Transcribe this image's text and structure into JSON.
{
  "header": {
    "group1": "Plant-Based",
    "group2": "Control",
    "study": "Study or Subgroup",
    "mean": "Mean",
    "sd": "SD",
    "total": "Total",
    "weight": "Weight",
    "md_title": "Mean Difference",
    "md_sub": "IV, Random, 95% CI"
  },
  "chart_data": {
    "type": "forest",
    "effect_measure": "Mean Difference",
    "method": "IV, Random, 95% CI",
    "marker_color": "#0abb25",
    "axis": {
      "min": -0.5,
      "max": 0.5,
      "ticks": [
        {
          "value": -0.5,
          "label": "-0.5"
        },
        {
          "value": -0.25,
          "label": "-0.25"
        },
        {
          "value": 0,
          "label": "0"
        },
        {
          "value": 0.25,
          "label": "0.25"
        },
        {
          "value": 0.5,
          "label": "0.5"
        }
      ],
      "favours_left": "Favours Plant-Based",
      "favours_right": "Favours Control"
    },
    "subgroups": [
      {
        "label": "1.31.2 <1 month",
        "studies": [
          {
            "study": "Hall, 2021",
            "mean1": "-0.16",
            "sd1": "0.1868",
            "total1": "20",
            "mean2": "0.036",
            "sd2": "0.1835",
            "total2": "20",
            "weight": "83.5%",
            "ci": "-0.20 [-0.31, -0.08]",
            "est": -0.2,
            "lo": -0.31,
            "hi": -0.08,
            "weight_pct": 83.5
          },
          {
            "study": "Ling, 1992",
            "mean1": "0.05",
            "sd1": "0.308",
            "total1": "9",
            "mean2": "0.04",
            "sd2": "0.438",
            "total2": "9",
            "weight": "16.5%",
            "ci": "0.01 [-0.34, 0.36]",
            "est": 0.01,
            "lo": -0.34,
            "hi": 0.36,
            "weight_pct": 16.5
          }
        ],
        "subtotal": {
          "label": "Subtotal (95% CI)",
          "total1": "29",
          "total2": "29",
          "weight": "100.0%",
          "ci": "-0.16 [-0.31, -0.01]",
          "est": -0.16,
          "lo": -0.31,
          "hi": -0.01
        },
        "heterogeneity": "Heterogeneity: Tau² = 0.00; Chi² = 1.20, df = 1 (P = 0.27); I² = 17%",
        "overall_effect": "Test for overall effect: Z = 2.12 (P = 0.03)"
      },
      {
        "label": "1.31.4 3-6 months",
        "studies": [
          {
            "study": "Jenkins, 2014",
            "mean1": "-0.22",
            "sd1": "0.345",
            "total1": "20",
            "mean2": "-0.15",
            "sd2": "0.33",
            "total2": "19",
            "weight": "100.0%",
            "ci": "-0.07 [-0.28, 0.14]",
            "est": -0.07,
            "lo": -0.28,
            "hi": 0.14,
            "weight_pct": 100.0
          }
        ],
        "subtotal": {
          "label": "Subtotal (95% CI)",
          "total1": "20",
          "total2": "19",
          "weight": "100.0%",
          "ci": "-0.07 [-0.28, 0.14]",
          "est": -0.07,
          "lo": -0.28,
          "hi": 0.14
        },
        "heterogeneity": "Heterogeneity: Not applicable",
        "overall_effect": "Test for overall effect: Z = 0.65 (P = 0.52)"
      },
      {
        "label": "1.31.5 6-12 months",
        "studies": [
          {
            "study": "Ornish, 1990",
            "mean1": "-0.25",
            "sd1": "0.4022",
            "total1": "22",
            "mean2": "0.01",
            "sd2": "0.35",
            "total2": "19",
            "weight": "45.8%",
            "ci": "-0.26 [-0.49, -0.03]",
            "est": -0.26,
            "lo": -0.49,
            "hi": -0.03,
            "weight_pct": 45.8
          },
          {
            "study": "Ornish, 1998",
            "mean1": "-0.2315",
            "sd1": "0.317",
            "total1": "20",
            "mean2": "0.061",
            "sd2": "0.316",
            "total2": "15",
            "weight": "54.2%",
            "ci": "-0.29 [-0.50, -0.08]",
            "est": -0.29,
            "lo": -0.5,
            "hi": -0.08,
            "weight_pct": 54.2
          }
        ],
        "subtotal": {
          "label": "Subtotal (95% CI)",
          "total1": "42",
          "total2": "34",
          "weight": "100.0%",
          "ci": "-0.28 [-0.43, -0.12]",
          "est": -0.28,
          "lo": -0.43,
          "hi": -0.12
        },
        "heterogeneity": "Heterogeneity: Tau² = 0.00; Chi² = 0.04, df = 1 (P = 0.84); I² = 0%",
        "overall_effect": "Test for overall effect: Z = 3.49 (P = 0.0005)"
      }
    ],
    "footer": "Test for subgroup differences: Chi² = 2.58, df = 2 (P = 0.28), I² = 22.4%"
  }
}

...

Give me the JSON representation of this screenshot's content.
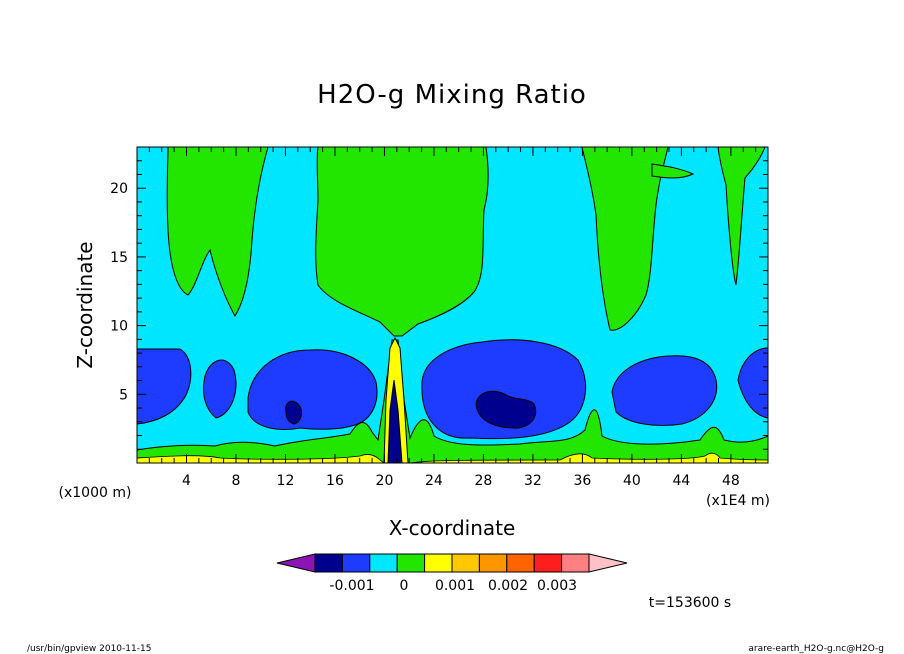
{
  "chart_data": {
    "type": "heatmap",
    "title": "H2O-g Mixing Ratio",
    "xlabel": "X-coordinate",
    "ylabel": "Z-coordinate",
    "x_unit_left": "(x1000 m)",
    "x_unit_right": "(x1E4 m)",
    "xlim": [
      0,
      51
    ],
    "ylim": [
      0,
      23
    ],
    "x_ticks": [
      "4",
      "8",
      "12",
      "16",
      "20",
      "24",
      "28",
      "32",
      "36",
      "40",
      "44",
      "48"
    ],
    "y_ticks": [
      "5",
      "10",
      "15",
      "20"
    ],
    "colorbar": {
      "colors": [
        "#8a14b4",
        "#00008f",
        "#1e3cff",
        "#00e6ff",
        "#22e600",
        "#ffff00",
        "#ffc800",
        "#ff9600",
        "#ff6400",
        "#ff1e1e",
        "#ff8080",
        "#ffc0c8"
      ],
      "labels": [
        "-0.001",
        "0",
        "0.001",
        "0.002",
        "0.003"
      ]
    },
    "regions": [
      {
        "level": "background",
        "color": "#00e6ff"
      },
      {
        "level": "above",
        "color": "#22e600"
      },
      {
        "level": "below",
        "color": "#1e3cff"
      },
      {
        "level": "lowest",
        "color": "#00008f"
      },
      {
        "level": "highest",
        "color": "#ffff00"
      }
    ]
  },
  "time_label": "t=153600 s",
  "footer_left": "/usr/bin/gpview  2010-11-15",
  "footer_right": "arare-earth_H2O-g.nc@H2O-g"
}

---

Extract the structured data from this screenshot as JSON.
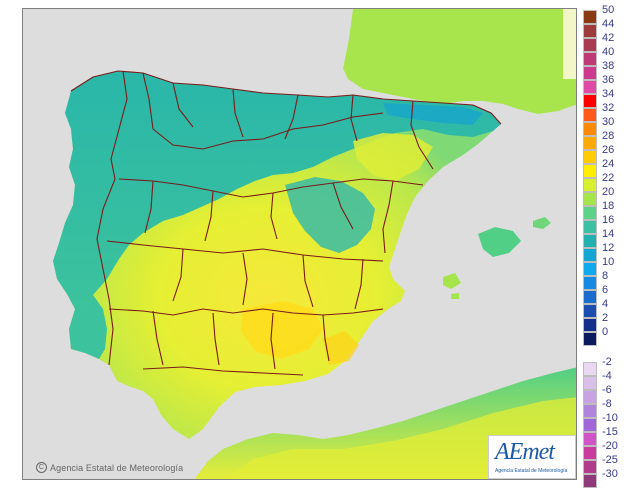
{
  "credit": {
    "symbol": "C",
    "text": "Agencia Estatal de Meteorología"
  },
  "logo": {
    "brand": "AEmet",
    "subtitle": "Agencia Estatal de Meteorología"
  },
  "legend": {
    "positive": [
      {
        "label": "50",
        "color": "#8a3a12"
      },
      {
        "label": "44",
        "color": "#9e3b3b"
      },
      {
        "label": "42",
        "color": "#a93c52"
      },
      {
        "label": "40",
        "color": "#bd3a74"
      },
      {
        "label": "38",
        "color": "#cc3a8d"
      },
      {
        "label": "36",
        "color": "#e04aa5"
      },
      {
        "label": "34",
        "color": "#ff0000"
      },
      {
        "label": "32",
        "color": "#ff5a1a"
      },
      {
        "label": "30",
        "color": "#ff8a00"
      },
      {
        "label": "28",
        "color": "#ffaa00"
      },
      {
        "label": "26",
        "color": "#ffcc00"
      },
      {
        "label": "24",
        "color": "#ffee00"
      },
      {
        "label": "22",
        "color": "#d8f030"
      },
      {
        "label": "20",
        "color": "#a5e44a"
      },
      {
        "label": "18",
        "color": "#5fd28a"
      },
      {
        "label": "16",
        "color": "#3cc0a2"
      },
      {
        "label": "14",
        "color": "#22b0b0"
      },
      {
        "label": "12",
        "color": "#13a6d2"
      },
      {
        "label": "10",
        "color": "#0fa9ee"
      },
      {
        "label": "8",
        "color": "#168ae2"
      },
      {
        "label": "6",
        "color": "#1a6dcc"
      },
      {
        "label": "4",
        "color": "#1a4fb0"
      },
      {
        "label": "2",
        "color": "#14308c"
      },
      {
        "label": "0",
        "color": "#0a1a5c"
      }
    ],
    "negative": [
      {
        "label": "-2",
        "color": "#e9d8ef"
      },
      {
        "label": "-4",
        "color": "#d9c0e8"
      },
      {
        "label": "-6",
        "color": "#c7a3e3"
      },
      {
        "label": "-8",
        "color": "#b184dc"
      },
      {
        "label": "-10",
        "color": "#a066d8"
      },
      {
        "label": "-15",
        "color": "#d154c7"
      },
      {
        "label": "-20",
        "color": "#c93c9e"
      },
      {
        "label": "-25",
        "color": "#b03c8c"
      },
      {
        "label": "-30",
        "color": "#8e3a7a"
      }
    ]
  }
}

• _YOUR OBJECTIVE_: Using the listing above, list every line in which the string "Tau²" occurs.

• _OUTPUT FOR THIS EXERCISE_:
        "heterogeneity": "Heterogeneity: Tau² = 0.00; Chi² = 1.20, df = 1 (P = 0.27); I² = 17%",
        "heterogeneity": "Heterogeneity: Tau² = 0.00; Chi² = 0.04, df = 1 (P = 0.84); I² = 0%",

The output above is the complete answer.